> [WHAT NEEDS TO BE DONE]: Give every line again exactly as it appears, please, but not the pictures.

Figure record extracts:

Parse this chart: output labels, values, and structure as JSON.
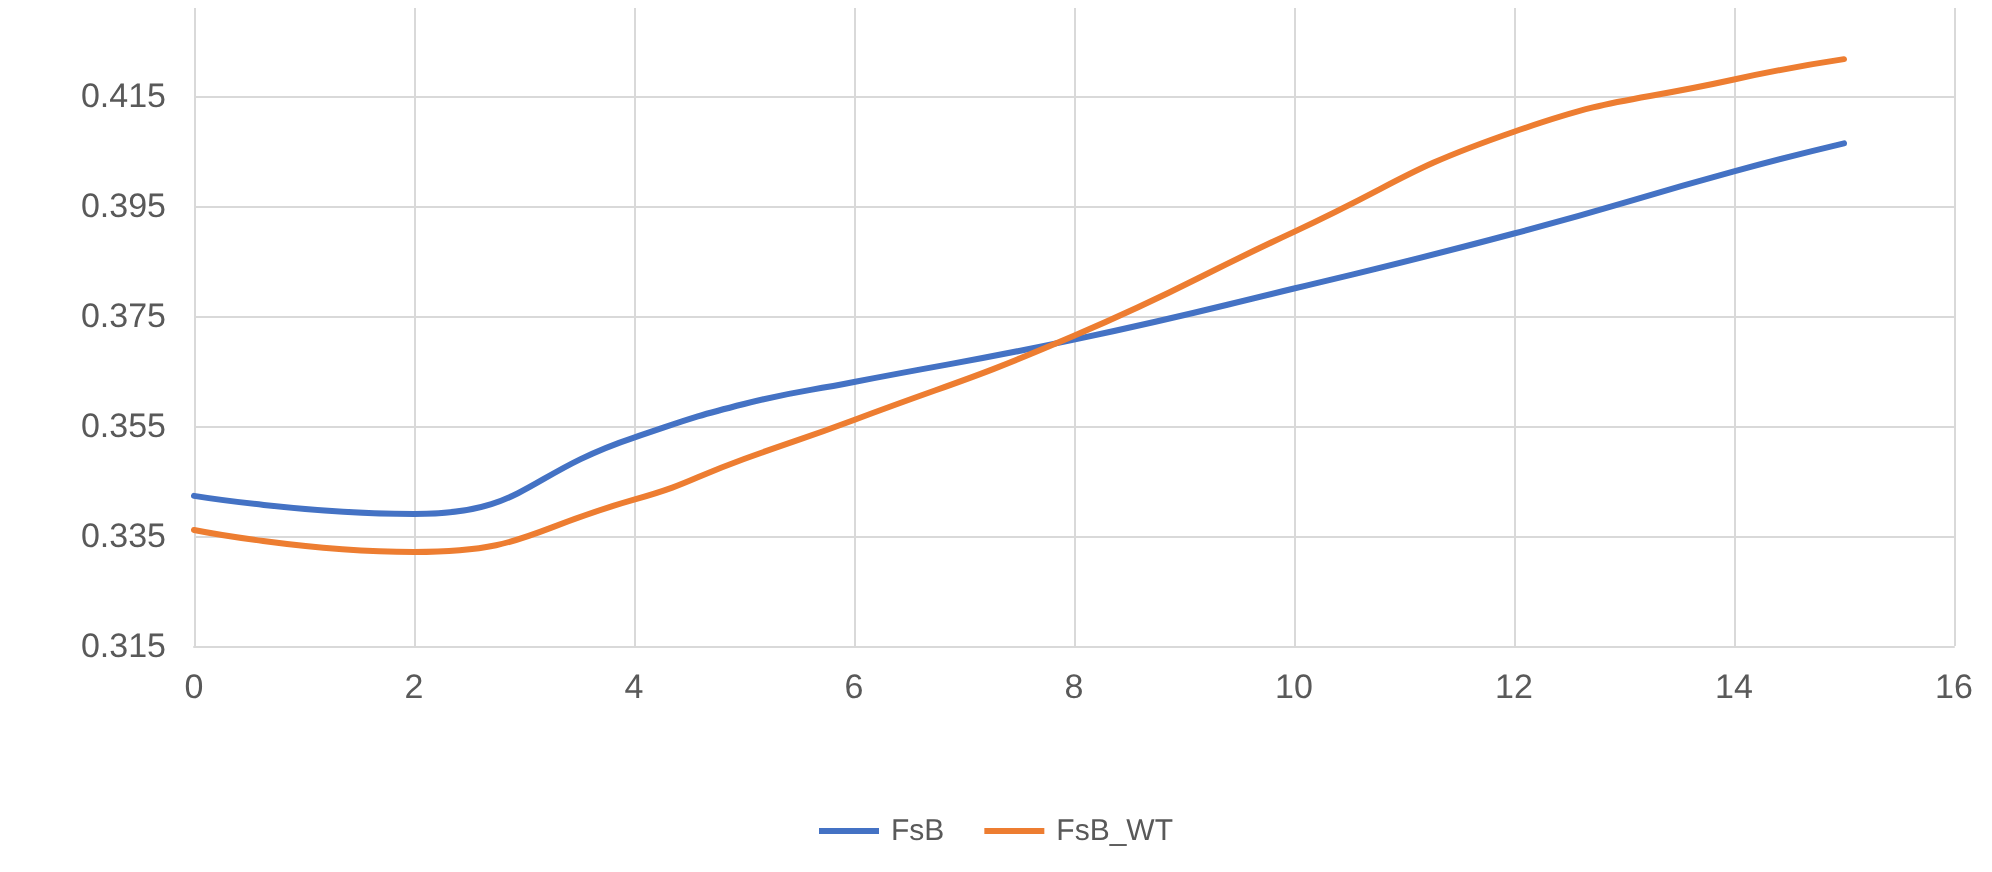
{
  "chart_data": {
    "type": "line",
    "x": [
      0,
      2,
      4,
      5,
      6,
      8,
      10,
      12,
      14,
      15
    ],
    "series": [
      {
        "name": "FsB",
        "color": "#4472c4",
        "values": [
          0.3423,
          0.339,
          0.3529,
          0.359,
          0.363,
          0.3707,
          0.38,
          0.39,
          0.4013,
          0.4064
        ]
      },
      {
        "name": "FsB_WT",
        "color": "#ed7d31",
        "values": [
          0.3361,
          0.3321,
          0.3416,
          0.349,
          0.3561,
          0.3714,
          0.3903,
          0.4085,
          0.418,
          0.4217
        ]
      }
    ],
    "xlim": [
      0,
      16
    ],
    "xticks": [
      0,
      2,
      4,
      6,
      8,
      10,
      12,
      14,
      16
    ],
    "ylim": [
      0.315,
      0.431
    ],
    "yticks": [
      0.315,
      0.335,
      0.355,
      0.375,
      0.395,
      0.415
    ],
    "grid": true,
    "legend": "bottom",
    "marker": "none",
    "line_style": "solid"
  }
}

> [RESPONSE TO THE TASK]:
Parse this chart: output labels, values, and structure as JSON.
{
  "chart_data": {
    "type": "line",
    "x": [
      0,
      2,
      4,
      5,
      6,
      8,
      10,
      12,
      14,
      15
    ],
    "series": [
      {
        "name": "FsB",
        "color": "#4472c4",
        "values": [
          0.3423,
          0.339,
          0.3529,
          0.359,
          0.363,
          0.3707,
          0.38,
          0.39,
          0.4013,
          0.4064
        ]
      },
      {
        "name": "FsB_WT",
        "color": "#ed7d31",
        "values": [
          0.3361,
          0.3321,
          0.3416,
          0.349,
          0.3561,
          0.3714,
          0.3903,
          0.4085,
          0.418,
          0.4217
        ]
      }
    ],
    "xlim": [
      0,
      16
    ],
    "xticks": [
      0,
      2,
      4,
      6,
      8,
      10,
      12,
      14,
      16
    ],
    "ylim": [
      0.315,
      0.431
    ],
    "yticks": [
      0.315,
      0.335,
      0.355,
      0.375,
      0.395,
      0.415
    ],
    "grid": true,
    "legend": "bottom",
    "marker": "none",
    "line_style": "solid"
  }
}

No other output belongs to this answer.